Entries supplied:

————————

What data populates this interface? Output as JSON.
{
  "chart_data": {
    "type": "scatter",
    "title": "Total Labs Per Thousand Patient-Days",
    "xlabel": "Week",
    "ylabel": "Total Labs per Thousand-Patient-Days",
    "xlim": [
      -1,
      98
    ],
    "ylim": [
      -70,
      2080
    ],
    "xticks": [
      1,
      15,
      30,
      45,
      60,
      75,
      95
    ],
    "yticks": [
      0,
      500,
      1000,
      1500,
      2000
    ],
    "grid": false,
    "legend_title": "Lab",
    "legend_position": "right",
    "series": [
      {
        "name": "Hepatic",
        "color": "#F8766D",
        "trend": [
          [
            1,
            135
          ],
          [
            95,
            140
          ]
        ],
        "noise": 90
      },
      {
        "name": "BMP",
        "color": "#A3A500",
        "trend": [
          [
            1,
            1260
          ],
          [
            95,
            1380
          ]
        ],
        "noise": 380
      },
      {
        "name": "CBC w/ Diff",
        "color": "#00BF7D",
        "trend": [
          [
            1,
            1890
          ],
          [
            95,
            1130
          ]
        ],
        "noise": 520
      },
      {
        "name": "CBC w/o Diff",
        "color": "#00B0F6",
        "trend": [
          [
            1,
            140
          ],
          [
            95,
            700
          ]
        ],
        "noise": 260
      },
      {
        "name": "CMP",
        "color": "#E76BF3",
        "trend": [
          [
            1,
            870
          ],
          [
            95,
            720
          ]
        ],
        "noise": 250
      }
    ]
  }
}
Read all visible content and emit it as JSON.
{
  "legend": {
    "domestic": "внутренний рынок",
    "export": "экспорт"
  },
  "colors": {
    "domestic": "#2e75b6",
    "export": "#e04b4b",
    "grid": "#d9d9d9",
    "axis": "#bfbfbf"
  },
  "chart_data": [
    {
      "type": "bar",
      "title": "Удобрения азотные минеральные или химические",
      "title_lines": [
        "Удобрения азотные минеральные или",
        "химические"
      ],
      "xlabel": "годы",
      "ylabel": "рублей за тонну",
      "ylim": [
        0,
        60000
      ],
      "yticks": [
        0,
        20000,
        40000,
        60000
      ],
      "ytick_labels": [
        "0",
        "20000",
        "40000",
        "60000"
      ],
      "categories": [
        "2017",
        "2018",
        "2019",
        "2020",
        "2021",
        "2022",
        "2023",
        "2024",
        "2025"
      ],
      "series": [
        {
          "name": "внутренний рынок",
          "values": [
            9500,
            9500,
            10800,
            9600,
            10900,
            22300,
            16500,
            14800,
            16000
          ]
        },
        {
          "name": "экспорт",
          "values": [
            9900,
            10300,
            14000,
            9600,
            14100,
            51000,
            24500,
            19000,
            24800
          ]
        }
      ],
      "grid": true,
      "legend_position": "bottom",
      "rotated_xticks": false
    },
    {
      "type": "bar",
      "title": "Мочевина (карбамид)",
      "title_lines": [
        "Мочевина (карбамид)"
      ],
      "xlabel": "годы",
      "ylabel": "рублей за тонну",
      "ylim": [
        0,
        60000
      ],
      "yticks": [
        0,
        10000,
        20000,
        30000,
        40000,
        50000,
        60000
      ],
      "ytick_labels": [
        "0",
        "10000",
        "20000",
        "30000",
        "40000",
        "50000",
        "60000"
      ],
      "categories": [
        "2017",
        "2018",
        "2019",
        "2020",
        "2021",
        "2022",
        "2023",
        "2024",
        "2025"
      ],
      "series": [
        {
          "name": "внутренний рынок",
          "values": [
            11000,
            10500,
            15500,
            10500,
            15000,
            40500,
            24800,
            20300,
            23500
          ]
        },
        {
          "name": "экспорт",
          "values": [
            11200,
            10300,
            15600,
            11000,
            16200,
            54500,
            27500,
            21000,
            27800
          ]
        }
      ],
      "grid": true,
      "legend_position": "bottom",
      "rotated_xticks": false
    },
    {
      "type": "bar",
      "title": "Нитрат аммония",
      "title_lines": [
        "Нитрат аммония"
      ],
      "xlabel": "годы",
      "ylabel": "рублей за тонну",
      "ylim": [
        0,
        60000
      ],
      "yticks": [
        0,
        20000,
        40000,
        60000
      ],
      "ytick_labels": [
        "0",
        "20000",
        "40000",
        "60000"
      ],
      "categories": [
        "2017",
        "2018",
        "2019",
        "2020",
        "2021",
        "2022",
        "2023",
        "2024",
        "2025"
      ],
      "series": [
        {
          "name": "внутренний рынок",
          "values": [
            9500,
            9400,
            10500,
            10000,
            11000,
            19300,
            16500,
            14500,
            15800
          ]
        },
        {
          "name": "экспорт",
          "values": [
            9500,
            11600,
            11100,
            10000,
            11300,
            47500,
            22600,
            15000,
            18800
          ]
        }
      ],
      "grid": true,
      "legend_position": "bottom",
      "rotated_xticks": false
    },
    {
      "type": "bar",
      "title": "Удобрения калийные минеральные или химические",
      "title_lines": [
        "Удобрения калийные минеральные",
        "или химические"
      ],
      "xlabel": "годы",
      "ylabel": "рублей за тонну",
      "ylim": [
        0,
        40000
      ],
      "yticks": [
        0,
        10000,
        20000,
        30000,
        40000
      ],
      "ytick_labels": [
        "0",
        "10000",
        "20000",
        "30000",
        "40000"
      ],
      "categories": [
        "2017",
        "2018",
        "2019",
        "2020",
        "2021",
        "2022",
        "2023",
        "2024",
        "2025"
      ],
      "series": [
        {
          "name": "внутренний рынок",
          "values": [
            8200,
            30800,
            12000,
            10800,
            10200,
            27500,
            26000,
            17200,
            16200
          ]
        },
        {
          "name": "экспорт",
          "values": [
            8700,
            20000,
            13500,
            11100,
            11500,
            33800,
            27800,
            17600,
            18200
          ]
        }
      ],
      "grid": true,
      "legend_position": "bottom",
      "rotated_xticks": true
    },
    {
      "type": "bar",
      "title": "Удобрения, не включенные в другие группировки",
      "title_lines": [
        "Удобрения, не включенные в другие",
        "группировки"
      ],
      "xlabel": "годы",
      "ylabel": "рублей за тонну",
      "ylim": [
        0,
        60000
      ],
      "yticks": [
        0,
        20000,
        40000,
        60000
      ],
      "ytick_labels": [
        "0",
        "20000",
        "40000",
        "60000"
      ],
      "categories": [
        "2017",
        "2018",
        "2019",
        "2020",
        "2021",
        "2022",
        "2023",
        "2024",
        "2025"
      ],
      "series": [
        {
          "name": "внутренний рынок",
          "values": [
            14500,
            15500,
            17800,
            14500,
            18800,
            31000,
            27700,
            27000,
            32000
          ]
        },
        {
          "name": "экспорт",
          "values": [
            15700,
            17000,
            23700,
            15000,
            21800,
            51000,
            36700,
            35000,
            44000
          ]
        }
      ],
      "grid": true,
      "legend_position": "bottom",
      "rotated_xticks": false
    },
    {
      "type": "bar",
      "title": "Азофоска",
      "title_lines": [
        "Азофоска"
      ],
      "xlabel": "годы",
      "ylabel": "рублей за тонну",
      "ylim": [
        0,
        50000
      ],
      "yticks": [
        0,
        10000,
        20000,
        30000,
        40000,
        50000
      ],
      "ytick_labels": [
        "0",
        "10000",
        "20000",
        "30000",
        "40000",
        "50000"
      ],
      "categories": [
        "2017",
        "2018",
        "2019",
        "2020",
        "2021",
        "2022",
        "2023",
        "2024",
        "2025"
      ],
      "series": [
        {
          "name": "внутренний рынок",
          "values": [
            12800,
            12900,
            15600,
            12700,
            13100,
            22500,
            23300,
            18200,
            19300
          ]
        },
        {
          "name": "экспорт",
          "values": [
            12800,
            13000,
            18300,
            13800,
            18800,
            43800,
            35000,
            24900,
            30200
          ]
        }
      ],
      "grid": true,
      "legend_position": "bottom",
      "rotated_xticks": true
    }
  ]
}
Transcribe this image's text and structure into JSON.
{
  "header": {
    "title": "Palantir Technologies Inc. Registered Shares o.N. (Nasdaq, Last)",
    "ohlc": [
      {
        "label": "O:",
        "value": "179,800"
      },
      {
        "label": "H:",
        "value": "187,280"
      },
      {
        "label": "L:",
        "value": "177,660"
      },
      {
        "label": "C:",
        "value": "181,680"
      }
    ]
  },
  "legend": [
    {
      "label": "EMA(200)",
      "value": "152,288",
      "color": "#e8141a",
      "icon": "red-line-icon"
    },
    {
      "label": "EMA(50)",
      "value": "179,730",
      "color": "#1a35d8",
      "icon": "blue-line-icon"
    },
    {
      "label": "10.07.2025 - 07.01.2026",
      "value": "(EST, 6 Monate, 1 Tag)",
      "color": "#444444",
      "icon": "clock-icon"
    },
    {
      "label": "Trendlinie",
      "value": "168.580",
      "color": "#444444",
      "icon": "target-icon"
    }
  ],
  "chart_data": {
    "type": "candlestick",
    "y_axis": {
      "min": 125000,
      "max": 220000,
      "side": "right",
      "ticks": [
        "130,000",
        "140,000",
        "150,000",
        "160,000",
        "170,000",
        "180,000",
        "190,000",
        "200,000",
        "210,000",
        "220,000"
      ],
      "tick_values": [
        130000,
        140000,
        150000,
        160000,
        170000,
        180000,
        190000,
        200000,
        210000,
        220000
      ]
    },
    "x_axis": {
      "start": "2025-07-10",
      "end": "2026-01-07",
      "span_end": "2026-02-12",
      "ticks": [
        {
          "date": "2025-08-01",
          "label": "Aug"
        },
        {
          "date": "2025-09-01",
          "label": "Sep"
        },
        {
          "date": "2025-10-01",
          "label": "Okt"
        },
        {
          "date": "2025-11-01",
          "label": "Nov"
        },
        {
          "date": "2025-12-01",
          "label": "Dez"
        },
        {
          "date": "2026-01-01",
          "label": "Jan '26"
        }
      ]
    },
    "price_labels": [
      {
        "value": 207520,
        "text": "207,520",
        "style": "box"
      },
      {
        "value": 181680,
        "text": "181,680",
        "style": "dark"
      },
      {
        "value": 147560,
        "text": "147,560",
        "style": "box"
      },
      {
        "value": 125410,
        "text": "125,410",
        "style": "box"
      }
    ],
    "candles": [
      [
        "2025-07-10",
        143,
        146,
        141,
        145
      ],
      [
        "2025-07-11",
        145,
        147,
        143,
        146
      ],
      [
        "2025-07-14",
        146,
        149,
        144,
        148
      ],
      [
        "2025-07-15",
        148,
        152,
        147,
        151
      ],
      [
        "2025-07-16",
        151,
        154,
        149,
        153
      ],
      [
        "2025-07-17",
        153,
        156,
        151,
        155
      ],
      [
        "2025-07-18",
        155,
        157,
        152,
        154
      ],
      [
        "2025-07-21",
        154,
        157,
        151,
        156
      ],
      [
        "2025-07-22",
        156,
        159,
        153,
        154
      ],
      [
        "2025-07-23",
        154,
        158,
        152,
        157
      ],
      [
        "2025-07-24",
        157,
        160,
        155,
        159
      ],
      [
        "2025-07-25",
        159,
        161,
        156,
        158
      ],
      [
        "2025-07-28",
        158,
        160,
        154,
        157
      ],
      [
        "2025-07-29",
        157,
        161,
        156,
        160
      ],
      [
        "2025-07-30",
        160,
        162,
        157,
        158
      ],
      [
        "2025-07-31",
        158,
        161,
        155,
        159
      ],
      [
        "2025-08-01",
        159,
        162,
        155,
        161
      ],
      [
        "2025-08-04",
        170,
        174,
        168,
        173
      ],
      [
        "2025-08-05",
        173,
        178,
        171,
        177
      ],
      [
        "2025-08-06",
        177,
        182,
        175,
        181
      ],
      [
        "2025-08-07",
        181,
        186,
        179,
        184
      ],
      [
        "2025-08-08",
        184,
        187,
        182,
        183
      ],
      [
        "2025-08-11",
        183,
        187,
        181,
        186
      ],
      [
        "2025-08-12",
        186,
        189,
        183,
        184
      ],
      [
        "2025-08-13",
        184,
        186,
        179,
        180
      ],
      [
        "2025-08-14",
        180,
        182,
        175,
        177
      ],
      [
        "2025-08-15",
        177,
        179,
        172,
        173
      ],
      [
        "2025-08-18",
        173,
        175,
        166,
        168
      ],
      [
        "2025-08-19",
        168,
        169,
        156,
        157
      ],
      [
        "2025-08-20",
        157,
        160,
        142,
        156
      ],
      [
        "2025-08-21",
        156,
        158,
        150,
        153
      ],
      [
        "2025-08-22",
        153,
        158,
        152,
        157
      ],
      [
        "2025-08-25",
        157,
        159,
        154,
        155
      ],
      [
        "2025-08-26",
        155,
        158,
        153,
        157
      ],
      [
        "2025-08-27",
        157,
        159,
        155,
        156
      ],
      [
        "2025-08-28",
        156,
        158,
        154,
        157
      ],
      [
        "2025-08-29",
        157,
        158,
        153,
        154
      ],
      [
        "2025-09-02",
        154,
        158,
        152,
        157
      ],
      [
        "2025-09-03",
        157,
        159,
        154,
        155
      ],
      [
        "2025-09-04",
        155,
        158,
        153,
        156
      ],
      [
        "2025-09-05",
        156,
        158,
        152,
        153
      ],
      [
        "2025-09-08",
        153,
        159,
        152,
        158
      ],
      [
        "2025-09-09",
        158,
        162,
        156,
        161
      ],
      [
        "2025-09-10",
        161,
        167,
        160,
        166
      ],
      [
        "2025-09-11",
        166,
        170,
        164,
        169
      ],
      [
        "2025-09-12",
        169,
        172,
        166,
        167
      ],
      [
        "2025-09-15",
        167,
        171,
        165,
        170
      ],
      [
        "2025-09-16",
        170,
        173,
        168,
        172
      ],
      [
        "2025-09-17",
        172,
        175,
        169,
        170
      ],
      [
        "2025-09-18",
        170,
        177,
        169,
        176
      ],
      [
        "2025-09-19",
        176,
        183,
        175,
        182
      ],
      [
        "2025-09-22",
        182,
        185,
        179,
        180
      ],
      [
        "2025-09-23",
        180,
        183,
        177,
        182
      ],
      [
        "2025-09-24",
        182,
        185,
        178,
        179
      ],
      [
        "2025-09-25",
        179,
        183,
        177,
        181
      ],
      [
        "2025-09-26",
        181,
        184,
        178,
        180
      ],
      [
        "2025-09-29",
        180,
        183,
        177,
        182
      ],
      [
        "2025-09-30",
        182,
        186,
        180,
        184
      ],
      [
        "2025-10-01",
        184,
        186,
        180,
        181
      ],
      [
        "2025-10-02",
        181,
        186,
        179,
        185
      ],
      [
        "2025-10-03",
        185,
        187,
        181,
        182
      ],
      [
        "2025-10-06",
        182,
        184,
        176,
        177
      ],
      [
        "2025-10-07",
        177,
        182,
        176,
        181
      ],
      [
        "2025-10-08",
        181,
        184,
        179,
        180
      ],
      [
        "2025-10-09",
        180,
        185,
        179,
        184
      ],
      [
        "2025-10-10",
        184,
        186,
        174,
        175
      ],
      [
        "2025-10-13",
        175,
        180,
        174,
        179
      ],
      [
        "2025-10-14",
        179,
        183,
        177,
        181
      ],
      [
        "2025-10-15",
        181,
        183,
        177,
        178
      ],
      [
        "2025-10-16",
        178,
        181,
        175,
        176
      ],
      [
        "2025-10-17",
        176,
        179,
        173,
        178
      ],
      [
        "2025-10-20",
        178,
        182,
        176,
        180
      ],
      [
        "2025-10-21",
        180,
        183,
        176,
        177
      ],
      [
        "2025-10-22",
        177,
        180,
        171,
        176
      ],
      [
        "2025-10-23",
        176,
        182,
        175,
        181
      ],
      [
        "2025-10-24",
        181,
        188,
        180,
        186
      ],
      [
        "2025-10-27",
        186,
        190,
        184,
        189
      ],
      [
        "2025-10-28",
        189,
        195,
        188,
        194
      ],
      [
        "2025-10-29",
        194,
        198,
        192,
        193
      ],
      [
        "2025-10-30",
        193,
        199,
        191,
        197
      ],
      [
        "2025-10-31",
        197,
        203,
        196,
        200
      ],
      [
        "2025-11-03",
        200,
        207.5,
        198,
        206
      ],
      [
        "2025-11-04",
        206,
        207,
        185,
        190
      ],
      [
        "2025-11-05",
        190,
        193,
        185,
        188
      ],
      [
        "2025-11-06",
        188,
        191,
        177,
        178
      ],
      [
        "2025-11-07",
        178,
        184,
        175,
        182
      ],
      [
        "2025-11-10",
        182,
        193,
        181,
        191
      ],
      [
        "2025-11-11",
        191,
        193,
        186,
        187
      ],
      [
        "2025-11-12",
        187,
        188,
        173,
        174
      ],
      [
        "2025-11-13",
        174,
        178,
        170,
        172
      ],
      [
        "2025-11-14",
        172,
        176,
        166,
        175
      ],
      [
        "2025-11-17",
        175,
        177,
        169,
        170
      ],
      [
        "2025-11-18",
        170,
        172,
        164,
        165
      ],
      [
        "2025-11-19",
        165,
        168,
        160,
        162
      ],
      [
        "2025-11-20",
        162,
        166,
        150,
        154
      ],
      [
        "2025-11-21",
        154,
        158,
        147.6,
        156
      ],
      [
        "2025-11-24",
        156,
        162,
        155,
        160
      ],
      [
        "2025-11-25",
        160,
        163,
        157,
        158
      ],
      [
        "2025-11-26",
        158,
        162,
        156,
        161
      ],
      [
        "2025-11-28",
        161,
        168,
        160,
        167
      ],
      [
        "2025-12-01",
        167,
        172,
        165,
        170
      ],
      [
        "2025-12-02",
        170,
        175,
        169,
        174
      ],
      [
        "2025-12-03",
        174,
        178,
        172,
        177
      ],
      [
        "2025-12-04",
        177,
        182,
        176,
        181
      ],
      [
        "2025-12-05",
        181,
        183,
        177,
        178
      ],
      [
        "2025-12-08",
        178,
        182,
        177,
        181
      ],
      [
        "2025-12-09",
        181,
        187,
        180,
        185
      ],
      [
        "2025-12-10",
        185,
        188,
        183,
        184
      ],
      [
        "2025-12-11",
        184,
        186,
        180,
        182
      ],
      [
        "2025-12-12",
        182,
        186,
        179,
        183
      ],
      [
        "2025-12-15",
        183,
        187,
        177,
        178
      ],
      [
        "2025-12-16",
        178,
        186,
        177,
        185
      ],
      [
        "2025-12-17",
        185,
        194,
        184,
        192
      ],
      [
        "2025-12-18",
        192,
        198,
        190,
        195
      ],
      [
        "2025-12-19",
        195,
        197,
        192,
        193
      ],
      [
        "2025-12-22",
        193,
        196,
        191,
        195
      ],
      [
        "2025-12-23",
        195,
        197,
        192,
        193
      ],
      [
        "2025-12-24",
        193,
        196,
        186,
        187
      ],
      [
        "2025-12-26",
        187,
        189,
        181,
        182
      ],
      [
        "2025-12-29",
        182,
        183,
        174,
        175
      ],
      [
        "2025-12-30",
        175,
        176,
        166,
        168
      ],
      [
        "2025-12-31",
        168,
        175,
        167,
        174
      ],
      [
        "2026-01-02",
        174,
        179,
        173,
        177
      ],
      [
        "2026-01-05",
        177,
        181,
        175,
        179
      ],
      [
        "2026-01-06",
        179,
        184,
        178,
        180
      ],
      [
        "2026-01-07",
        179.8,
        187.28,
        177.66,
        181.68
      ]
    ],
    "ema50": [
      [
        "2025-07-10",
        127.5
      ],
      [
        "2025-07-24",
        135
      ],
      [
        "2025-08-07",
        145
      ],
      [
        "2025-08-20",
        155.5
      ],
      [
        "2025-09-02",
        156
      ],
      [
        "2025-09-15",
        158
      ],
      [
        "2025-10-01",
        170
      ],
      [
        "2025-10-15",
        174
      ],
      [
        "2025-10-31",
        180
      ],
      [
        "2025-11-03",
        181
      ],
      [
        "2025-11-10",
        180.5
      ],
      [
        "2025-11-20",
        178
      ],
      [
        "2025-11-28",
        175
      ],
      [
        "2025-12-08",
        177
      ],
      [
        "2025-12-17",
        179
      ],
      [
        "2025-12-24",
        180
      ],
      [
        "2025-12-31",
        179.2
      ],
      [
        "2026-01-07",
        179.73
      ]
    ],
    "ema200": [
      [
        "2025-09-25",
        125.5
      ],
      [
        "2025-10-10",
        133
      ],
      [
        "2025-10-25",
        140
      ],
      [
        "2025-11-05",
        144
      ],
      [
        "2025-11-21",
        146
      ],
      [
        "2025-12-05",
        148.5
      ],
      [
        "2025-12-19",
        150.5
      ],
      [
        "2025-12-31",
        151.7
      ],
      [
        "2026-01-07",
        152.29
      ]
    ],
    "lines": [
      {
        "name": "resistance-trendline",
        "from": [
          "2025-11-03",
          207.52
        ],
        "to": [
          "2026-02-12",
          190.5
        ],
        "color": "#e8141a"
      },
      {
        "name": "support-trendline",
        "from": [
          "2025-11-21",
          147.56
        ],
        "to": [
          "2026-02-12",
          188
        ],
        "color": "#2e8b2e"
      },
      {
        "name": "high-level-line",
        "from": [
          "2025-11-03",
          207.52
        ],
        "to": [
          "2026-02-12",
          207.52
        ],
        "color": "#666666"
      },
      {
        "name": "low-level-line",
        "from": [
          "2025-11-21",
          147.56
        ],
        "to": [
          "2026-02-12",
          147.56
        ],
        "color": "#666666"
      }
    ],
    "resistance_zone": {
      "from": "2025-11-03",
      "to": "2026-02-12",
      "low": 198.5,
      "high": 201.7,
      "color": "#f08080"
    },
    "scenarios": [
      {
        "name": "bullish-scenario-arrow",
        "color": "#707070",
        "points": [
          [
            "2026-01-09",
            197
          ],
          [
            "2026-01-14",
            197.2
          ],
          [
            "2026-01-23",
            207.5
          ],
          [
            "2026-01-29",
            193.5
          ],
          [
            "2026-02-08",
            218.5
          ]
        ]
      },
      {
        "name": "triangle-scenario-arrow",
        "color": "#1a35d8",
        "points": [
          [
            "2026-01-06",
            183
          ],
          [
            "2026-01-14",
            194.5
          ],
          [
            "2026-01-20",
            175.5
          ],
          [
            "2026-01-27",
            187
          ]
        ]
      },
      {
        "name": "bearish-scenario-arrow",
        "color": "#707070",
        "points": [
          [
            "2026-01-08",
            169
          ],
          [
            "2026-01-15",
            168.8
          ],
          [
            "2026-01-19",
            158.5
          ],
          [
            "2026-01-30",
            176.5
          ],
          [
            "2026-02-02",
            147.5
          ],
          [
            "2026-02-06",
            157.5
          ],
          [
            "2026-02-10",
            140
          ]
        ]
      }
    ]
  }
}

————————

Your objective: Pick out every line of the listing containing the word "карбамид", and show those lines.

Response to this exercise:
      "title": "Мочевина (карбамид)",
        "Мочевина (карбамид)"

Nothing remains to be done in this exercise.